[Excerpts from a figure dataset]
○ ○ ○

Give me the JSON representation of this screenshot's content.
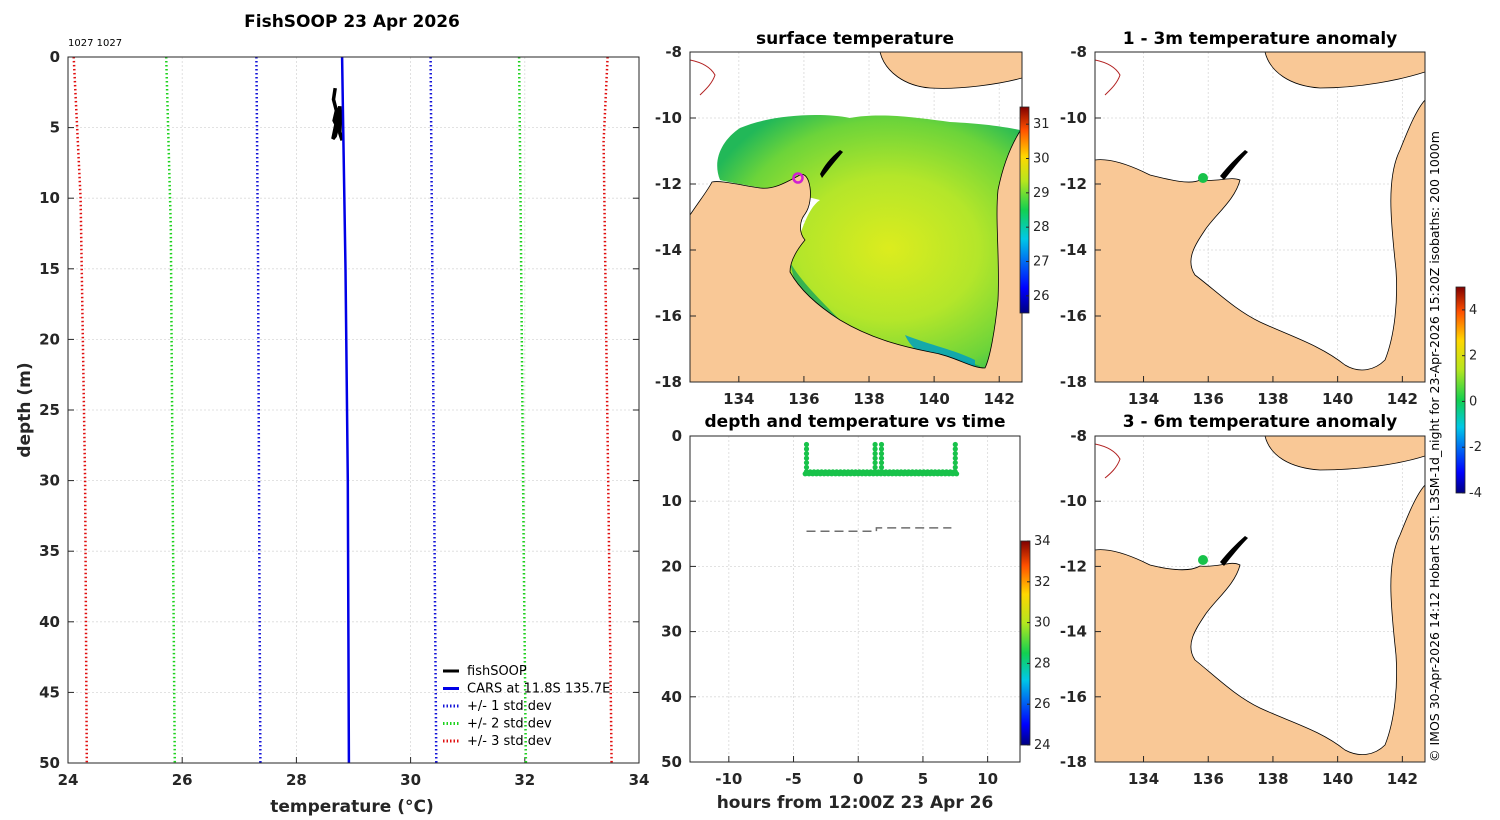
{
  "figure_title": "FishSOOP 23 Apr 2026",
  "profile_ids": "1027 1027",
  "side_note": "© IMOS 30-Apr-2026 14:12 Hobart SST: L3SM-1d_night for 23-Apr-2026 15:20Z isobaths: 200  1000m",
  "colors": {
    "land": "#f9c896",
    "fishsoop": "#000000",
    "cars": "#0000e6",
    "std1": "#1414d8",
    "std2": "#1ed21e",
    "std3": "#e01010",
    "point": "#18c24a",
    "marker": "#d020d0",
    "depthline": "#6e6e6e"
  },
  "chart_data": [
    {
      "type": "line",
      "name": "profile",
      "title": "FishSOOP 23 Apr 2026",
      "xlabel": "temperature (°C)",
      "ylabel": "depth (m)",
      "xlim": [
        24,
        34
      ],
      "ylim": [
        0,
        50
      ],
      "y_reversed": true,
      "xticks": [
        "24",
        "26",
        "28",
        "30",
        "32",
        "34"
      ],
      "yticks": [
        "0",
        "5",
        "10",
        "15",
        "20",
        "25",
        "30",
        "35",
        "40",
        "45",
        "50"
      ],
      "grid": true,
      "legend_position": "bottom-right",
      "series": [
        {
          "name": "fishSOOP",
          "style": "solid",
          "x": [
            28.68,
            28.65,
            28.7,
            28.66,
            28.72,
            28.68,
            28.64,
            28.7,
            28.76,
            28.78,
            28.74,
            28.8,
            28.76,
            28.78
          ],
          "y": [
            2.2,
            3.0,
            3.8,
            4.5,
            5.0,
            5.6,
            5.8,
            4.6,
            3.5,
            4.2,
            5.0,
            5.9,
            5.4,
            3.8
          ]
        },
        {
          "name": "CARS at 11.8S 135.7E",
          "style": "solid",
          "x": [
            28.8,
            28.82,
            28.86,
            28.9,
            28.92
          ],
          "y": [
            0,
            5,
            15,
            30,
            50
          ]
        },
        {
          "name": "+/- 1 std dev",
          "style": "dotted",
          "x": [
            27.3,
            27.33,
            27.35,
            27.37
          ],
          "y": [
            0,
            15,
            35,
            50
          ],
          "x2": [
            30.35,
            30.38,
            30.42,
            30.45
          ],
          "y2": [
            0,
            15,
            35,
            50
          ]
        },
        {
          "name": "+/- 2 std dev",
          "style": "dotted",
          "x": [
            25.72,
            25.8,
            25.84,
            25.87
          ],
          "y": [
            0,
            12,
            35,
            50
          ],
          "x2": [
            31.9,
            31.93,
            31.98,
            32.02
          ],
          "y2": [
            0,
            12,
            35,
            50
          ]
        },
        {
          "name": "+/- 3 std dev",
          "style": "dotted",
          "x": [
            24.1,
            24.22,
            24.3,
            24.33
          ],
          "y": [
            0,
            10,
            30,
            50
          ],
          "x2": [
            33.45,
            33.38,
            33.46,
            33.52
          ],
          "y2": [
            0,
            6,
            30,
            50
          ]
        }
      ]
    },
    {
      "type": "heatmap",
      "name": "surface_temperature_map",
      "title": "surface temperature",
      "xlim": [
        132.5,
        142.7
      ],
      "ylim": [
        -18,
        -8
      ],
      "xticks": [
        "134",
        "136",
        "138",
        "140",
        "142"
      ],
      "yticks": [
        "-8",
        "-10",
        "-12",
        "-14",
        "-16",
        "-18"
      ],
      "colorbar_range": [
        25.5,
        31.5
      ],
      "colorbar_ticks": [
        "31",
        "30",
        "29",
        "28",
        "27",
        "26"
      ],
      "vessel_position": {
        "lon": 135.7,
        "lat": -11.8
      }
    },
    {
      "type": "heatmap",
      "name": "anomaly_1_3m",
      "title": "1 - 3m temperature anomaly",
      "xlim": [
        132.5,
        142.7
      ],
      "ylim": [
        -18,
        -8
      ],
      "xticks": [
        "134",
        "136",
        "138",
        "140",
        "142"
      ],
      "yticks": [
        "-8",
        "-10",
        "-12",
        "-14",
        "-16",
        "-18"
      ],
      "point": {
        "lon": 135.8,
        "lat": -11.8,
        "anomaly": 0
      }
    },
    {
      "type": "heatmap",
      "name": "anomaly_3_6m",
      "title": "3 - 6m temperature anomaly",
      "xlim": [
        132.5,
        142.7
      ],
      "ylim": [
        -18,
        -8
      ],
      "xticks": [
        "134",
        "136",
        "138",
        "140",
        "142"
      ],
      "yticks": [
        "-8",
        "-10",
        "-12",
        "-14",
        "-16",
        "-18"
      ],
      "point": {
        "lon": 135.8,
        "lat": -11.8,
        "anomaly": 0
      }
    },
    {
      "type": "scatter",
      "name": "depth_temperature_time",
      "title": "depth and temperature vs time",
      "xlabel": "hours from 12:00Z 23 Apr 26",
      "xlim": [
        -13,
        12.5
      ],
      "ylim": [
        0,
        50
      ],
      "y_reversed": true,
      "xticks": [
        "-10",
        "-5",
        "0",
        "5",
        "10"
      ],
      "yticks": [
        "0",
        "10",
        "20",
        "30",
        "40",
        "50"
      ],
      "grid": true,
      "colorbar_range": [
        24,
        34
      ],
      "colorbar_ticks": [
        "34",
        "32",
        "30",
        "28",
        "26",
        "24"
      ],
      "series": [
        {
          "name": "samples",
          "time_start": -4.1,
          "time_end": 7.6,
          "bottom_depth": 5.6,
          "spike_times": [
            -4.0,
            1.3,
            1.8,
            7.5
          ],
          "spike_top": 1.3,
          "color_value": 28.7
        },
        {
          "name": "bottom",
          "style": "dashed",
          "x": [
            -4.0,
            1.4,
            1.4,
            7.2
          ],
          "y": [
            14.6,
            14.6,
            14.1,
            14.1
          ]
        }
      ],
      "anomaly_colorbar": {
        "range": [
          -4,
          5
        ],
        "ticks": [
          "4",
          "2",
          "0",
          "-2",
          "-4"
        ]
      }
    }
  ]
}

○ ○ ○

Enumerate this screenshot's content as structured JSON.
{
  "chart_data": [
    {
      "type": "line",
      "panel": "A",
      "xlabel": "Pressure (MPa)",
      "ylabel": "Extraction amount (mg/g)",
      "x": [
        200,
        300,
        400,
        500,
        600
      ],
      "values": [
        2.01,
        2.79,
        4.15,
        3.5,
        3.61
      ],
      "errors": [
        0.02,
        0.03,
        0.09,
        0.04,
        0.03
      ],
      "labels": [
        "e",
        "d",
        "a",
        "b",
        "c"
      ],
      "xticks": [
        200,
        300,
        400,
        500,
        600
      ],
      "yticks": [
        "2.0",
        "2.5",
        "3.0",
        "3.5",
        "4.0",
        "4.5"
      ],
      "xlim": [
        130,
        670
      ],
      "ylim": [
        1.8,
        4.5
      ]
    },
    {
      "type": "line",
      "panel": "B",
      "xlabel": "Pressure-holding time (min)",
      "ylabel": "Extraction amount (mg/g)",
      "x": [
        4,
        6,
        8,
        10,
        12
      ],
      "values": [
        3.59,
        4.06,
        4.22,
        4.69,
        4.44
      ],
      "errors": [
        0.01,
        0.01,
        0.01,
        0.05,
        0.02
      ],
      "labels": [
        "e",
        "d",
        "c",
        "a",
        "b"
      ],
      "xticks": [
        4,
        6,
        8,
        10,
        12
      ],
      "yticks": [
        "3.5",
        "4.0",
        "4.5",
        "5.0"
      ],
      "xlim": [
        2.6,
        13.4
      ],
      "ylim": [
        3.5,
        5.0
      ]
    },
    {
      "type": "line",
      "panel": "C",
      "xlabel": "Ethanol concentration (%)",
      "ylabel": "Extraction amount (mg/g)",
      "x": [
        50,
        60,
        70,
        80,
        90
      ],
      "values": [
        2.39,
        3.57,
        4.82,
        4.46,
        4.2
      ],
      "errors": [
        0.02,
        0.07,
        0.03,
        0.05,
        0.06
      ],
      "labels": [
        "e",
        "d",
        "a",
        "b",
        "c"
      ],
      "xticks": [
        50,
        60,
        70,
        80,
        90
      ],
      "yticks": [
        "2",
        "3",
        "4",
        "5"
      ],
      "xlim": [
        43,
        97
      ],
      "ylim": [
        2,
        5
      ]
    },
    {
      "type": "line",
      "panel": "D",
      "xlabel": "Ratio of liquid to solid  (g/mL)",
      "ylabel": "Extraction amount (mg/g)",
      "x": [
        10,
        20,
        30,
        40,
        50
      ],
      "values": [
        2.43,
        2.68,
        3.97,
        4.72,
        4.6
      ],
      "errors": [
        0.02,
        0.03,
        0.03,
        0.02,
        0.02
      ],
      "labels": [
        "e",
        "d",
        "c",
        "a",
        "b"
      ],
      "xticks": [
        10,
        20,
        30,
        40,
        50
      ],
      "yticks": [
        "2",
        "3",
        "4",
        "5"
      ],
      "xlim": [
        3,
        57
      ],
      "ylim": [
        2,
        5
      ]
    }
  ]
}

○ ○ ○

Written exercise: Look through the entries above for the word "name". Copy every line where it shows up.

Written answer:
      "name": "profile",
          "name": "fishSOOP",
          "name": "CARS at 11.8S 135.7E",
          "name": "+/- 1 std dev",
          "name": "+/- 2 std dev",
          "name": "+/- 3 std dev",
      "name": "surface_temperature_map",
      "name": "anomaly_1_3m",
      "name": "anomaly_3_6m",
      "name": "depth_temperature_time",
          "name": "samples",
          "name": "bottom",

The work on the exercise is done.